→ What is needed
Reproduce only the lines of the data beginning with the line that contains "desktop-icon-doc[interactable]: aim nişangah" and continuing through the line that contains "desktop-icon-capcut[interactable]: ✕ CapCut", switching "interactable" to "clickable" and leaving everything else unchanged.

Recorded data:
***
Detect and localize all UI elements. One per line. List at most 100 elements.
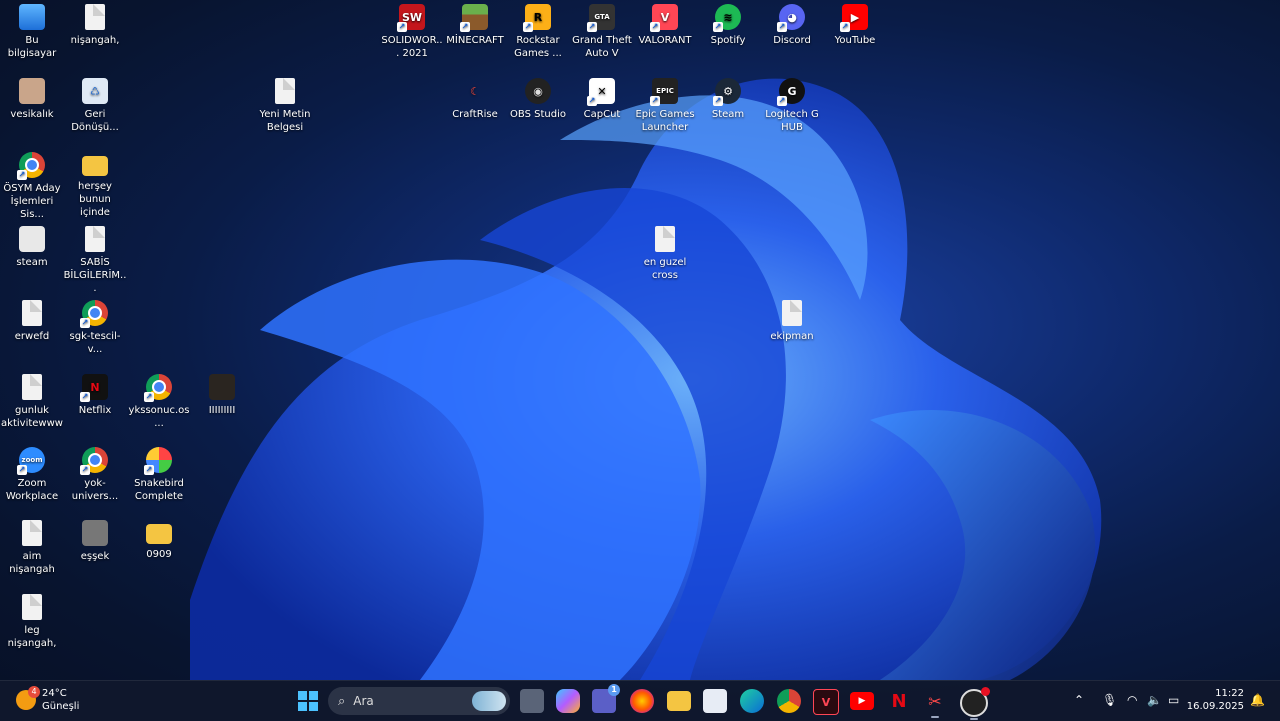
desktop-icon-doc[interactable]: aim nişangah xyxy=(0,516,64,576)
desktop-icon-gta[interactable]: GTA Grand Theft Auto V xyxy=(570,0,634,60)
task-view-button[interactable] xyxy=(520,689,544,713)
desktop-icon-label: Logitech G HUB xyxy=(765,109,819,133)
snipping-tool-icon[interactable]: ✂ xyxy=(923,689,947,718)
desktop-icon-label: SOLIDWOR... 2021 xyxy=(381,35,443,59)
desktop-icon-doc[interactable]: ekipman xyxy=(760,296,824,343)
desktop-icon-capcut[interactable]: ✕ CapCut xyxy=(570,74,634,121)
notifications-icon[interactable]: 🔔 xyxy=(1250,693,1265,707)
desktop-icon-doc[interactable]: leg nişangah, xyxy=(0,590,64,650)
desktop-icon-bin[interactable]: ♺ Geri Dönüşü... xyxy=(63,74,127,134)
volume-icon[interactable]: 🔈 xyxy=(1147,693,1162,707)
desktop-icon-spotify[interactable]: ≋ Spotify xyxy=(696,0,760,47)
valorant-icon: V xyxy=(650,4,678,32)
desktop-icon-snake[interactable]: Snakebird Complete xyxy=(127,443,191,503)
netflix-icon[interactable]: N xyxy=(887,689,911,713)
desktop-icon-steam[interactable]: ⚙ Steam xyxy=(696,74,760,121)
desktop-icon-label: MİNECRAFT xyxy=(446,35,504,46)
steam-icon: ⚙ xyxy=(713,78,741,106)
desktop-icon-label: OBS Studio xyxy=(510,109,566,120)
doc-icon xyxy=(275,78,295,104)
desktop-icon-doc[interactable]: SABİS BİLGİLERİM... xyxy=(63,222,127,295)
obs-icon: ◉ xyxy=(525,78,551,104)
desktop-icon-doc[interactable]: erwefd xyxy=(0,296,64,343)
desktop-icon-label: Netflix xyxy=(78,405,112,416)
desktop-icon-img[interactable]: steam xyxy=(0,222,64,269)
pc-icon xyxy=(19,4,45,30)
desktop-icon-label: erwefd xyxy=(14,331,50,342)
search-box[interactable]: ⌕ Ara xyxy=(328,687,510,715)
desktop-icon-chrome[interactable]: ykssonuc.os... xyxy=(127,370,191,430)
desktop-icon-label: Discord xyxy=(773,35,811,46)
desktop-icon-solid[interactable]: SW SOLIDWOR... 2021 xyxy=(380,0,444,60)
edge-icon[interactable] xyxy=(740,689,764,713)
dark-icon xyxy=(209,374,235,400)
photo2-icon xyxy=(82,520,108,546)
desktop-icon-label: Steam xyxy=(711,109,745,120)
chevron-up-icon[interactable]: ⌃ xyxy=(1074,693,1084,707)
doc-icon xyxy=(85,226,105,252)
desktop-icon-chrome[interactable]: sgk-tescil-v... xyxy=(63,296,127,356)
chrome-icon xyxy=(17,152,45,180)
teams-badge: 1 xyxy=(608,684,620,696)
desktop-icon-label: Geri Dönüşü... xyxy=(71,109,119,133)
firefox-icon[interactable] xyxy=(630,689,654,713)
desktop-icon-label: CapCut xyxy=(583,109,621,120)
desktop-icon-label: herşey bunun içinde xyxy=(78,181,112,218)
desktop-icon-label: Bu bilgisayar xyxy=(7,35,57,59)
start-button[interactable] xyxy=(296,689,320,713)
windows-icon xyxy=(298,691,318,711)
desktop-icon-mc[interactable]: MİNECRAFT xyxy=(443,0,507,47)
desktop-icon-dark[interactable]: IIIIIIIII xyxy=(190,370,254,417)
desktop-icon-epic[interactable]: EPIC Epic Games Launcher xyxy=(633,74,697,134)
obs-recording-dot xyxy=(981,687,990,696)
desktop-icon-youtube[interactable]: ▶ YouTube xyxy=(823,0,887,47)
doc-icon xyxy=(22,520,42,546)
obs-icon[interactable] xyxy=(960,687,990,720)
desktop-icon-rockstar[interactable]: R Rockstar Games ... xyxy=(506,0,570,60)
search-icon: ⌕ xyxy=(338,693,346,709)
desktop-icon-zoom[interactable]: zoom Zoom Workplace xyxy=(0,443,64,503)
epic-icon: EPIC xyxy=(650,78,678,106)
file-explorer-icon[interactable] xyxy=(667,691,691,711)
store-icon[interactable] xyxy=(703,689,727,713)
desktop-icon-logi[interactable]: G Logitech G HUB xyxy=(760,74,824,134)
spotify-icon: ≋ xyxy=(713,4,741,32)
microphone-icon[interactable]: 🎙 xyxy=(1102,693,1117,707)
sun-icon: 4 xyxy=(16,686,40,710)
desktop-icon-label: CraftRise xyxy=(452,109,498,120)
chrome-icon[interactable] xyxy=(777,689,801,713)
desktop-icon-folder[interactable]: herşey bunun içinde xyxy=(63,148,127,219)
doc-icon xyxy=(22,374,42,400)
desktop-icon-label: Snakebird Complete xyxy=(134,478,184,502)
battery-icon[interactable]: ▭ xyxy=(1168,693,1179,707)
wifi-icon[interactable]: ◠ xyxy=(1127,693,1137,707)
desktop-icon-chrome[interactable]: ÖSYM Aday İşlemleri Sis... xyxy=(0,148,64,221)
rockstar-icon: R xyxy=(523,4,551,32)
desktop-icon-label: Grand Theft Auto V xyxy=(572,35,632,59)
desktop-icon-discord[interactable]: ◕ Discord xyxy=(760,0,824,47)
valorant-icon[interactable]: V xyxy=(813,689,839,715)
desktop-icon-valorant[interactable]: V VALORANT xyxy=(633,0,697,47)
desktop-icon-pc[interactable]: Bu bilgisayar xyxy=(0,0,64,60)
weather-temp: 24°C xyxy=(42,688,67,699)
copilot-icon[interactable] xyxy=(556,689,580,713)
desktop-icon-obs[interactable]: ◉ OBS Studio xyxy=(506,74,570,121)
desktop-icon-folder[interactable]: 0909 xyxy=(127,516,191,561)
desktop-icon-photo[interactable]: vesikalık xyxy=(0,74,64,121)
youtube-icon[interactable]: ▶ xyxy=(850,692,874,710)
desktop-icon-photo2[interactable]: eşşek xyxy=(63,516,127,563)
clock[interactable]: 11:22 16.09.2025 xyxy=(1187,687,1244,713)
desktop-icon-netflix[interactable]: N Netflix xyxy=(63,370,127,417)
desktop-icon-chrome[interactable]: yok-univers... xyxy=(63,443,127,503)
desktop-icon-doc[interactable]: nişangah, xyxy=(63,0,127,47)
weather-widget[interactable]: 4 24°C Güneşli xyxy=(16,686,79,713)
doc-icon xyxy=(655,226,675,252)
desktop-icon-doc[interactable]: gunluk aktivitewww xyxy=(0,370,64,430)
desktop-icon-doc[interactable]: Yeni Metin Belgesi xyxy=(253,74,317,134)
desktop-icon-label: ÖSYM Aday İşlemleri Sis... xyxy=(3,183,61,220)
folder-icon xyxy=(146,524,172,544)
search-highlight-image xyxy=(472,691,506,711)
teams-icon[interactable]: 1 xyxy=(592,684,620,713)
desktop-icon-craftrise[interactable]: ☾ CraftRise xyxy=(443,74,507,121)
desktop-icon-doc[interactable]: en guzel cross xyxy=(633,222,697,282)
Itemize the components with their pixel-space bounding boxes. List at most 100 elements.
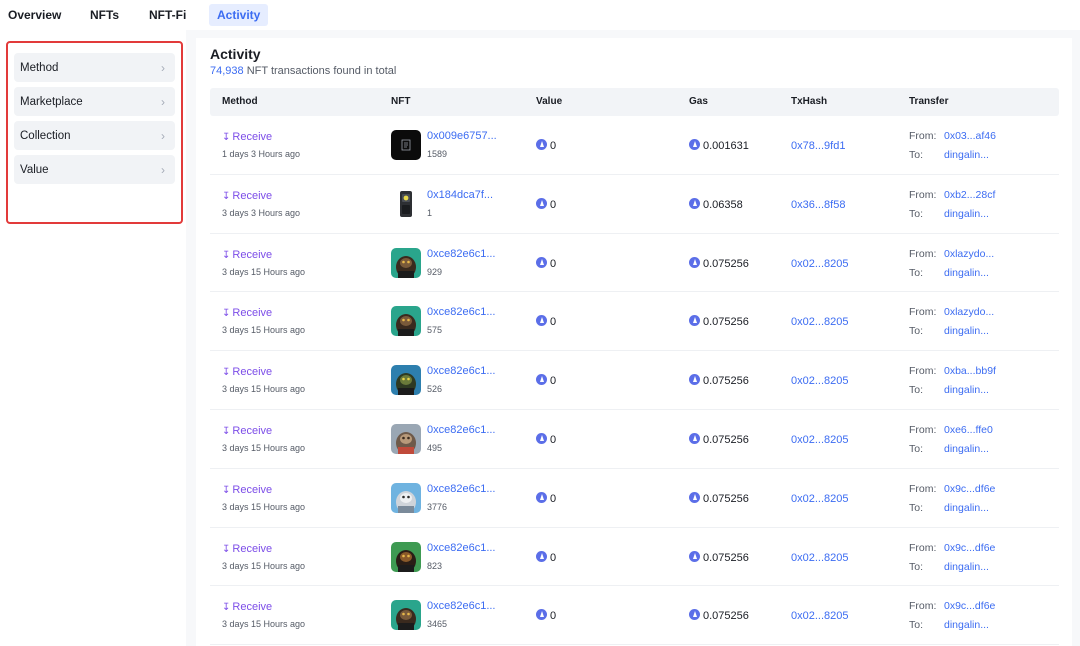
***
→ Answer for the task
desktop-icon-doc[clickable]: aim nişangah xyxy=(0,516,64,576)
desktop-icon-gta[clickable]: GTA Grand Theft Auto V xyxy=(570,0,634,60)
task-view-button[clickable] xyxy=(520,689,544,713)
desktop-icon-label: Logitech G HUB xyxy=(765,109,819,133)
snipping-tool-icon[clickable]: ✂ xyxy=(923,689,947,718)
desktop-icon-label: SOLIDWOR... 2021 xyxy=(381,35,443,59)
desktop-icon-doc[clickable]: ekipman xyxy=(760,296,824,343)
desktop-icon-capcut[clickable]: ✕ CapCut xyxy=(570,74,634,121)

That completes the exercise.